__TASK PROMPT__:
Scan the listing and work out how many lines contain the word "this". Nothing but the number should be given.

+ + +

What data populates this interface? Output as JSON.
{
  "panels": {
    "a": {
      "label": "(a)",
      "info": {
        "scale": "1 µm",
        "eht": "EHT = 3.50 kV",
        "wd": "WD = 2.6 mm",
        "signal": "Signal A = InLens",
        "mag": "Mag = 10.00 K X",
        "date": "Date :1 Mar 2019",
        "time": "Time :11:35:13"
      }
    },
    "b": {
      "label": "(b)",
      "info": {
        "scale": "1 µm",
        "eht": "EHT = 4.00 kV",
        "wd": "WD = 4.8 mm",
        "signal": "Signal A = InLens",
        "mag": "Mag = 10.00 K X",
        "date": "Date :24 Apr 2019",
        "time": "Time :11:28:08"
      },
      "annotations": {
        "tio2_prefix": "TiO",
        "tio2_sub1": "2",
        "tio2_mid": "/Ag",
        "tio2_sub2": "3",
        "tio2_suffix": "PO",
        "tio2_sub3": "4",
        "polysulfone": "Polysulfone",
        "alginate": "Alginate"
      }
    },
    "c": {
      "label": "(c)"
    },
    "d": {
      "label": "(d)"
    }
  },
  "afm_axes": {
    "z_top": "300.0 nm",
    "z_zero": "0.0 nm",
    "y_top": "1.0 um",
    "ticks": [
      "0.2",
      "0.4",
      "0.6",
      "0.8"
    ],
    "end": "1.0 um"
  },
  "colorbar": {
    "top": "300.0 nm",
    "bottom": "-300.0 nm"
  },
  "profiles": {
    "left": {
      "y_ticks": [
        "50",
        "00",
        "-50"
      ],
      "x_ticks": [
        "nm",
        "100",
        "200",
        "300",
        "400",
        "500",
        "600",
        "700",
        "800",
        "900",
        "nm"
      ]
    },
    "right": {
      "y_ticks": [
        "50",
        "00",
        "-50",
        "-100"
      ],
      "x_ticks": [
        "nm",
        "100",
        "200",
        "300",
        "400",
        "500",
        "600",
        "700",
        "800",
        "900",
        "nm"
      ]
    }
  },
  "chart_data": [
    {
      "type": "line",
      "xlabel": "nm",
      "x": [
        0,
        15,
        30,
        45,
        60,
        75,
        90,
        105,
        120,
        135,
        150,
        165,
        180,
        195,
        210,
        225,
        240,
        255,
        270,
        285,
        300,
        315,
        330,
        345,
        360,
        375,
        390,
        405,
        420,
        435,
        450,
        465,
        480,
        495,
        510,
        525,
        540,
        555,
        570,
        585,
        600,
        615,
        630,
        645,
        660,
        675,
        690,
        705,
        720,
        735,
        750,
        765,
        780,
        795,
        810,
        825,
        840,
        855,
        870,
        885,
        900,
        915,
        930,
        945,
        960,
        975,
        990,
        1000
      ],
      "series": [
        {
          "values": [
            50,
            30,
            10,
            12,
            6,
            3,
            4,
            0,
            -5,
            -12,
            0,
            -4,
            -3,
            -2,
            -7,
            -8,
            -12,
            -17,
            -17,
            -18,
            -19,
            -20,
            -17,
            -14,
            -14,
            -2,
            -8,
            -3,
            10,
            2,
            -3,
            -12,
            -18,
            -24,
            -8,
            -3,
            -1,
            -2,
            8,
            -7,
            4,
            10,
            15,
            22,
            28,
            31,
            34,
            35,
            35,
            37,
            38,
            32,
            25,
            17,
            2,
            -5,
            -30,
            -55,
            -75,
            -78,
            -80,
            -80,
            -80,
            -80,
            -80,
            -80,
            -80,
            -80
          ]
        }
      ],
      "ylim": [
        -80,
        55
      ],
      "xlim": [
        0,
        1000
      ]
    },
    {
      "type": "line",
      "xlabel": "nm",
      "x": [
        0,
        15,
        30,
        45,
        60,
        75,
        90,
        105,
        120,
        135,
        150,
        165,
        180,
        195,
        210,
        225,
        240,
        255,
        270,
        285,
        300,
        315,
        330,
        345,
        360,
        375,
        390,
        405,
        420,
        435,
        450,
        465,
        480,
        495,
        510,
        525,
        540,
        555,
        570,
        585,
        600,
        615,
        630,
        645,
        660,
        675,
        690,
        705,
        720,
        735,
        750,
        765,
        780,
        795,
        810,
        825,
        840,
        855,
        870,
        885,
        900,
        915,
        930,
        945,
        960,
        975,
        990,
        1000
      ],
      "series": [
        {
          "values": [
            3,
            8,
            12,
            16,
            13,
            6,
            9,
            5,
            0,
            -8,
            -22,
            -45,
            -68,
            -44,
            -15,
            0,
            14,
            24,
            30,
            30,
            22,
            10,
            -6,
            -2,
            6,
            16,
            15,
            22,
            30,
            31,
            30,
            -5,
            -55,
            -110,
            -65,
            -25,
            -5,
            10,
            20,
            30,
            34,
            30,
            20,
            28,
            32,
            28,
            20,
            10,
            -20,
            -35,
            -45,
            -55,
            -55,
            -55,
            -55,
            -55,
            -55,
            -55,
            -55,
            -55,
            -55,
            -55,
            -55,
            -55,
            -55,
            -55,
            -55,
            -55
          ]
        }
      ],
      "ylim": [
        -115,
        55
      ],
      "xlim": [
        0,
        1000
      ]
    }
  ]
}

+ + +

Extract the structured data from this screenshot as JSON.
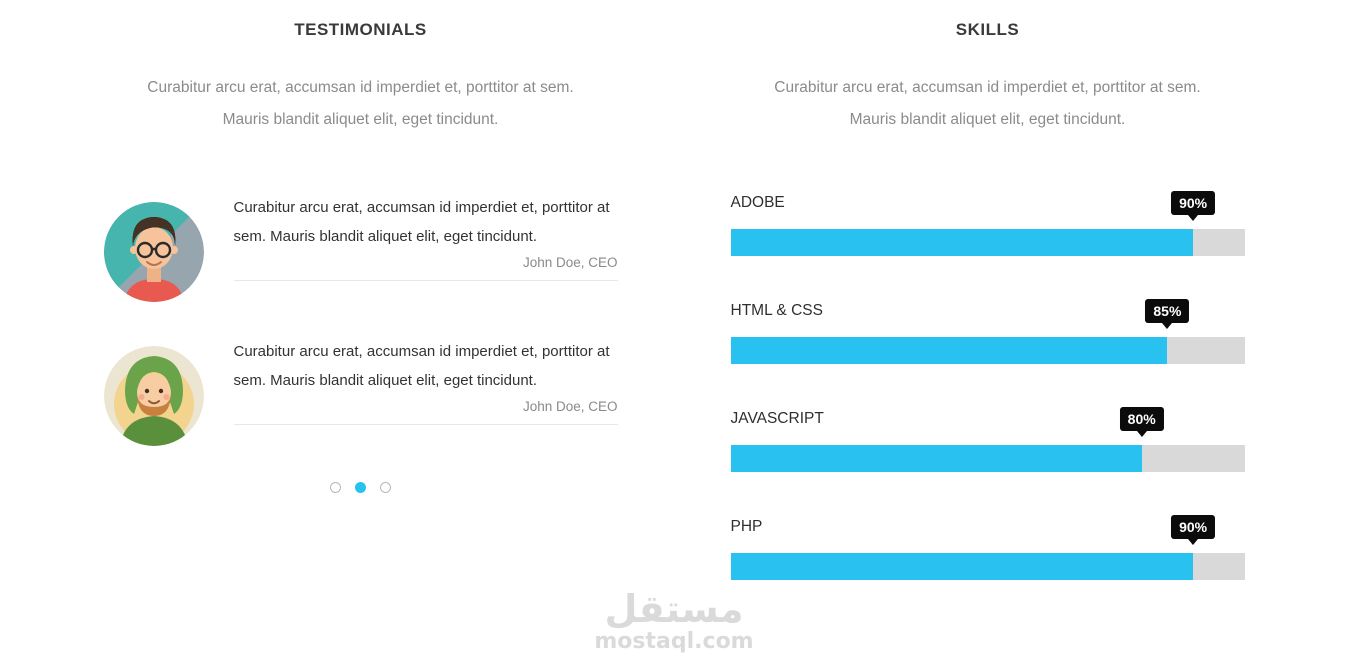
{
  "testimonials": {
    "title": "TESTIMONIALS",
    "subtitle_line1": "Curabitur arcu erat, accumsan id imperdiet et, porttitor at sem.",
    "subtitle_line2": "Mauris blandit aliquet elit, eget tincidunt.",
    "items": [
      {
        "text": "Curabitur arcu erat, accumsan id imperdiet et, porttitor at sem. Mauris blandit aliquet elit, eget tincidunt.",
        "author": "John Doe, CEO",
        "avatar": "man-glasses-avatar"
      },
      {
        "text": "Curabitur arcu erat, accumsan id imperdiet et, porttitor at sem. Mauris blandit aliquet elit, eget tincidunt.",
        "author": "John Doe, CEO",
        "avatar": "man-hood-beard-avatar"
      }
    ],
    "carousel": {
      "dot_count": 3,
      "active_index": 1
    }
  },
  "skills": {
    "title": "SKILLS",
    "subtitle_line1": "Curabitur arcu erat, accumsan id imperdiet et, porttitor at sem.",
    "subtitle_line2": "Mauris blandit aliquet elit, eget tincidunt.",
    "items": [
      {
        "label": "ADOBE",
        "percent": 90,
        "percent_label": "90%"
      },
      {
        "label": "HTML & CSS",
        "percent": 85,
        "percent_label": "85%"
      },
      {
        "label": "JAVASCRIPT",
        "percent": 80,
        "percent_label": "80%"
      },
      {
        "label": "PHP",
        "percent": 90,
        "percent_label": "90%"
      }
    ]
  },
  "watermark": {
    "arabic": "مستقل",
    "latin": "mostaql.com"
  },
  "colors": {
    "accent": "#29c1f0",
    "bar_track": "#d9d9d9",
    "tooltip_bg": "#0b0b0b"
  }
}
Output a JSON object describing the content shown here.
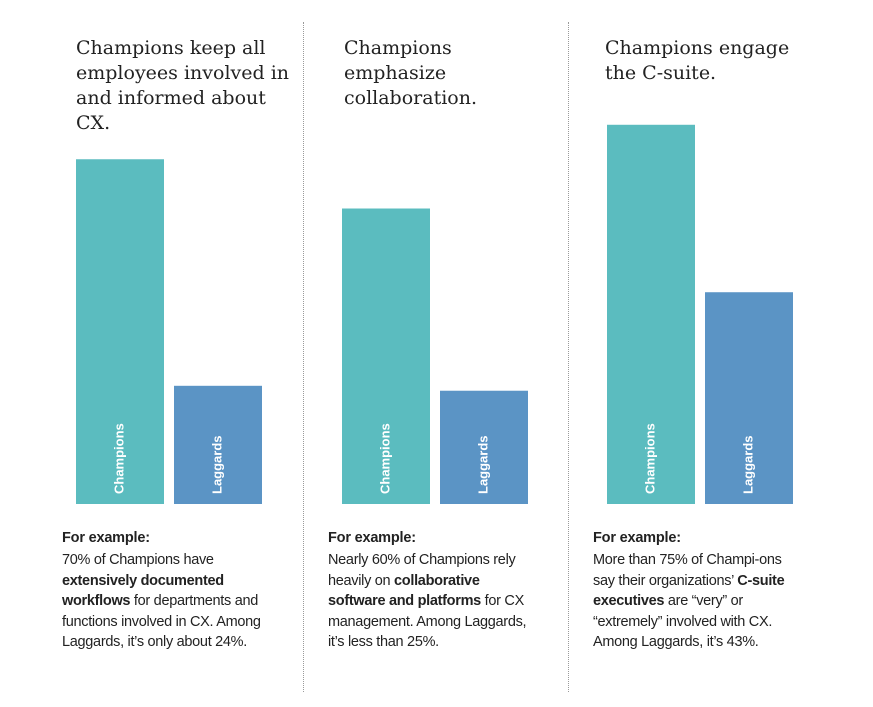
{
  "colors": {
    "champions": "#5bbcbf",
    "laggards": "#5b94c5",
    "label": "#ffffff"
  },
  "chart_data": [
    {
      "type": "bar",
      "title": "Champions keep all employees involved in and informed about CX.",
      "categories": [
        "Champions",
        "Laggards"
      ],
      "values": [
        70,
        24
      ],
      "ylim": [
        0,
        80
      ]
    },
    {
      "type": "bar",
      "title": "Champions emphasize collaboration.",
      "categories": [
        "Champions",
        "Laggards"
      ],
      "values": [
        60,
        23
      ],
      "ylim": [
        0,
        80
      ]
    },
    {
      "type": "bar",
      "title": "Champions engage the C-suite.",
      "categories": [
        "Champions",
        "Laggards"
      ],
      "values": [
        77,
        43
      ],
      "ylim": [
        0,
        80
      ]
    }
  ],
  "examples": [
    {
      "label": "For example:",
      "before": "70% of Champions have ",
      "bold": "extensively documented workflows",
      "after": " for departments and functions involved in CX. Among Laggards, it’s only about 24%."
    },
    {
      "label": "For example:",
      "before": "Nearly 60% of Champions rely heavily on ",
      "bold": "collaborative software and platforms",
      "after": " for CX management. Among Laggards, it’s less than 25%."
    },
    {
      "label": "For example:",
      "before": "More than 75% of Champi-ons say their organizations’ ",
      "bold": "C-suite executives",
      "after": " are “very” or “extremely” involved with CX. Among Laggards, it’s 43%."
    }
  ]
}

+ + +

__WRITTEN SOLUTION__:
2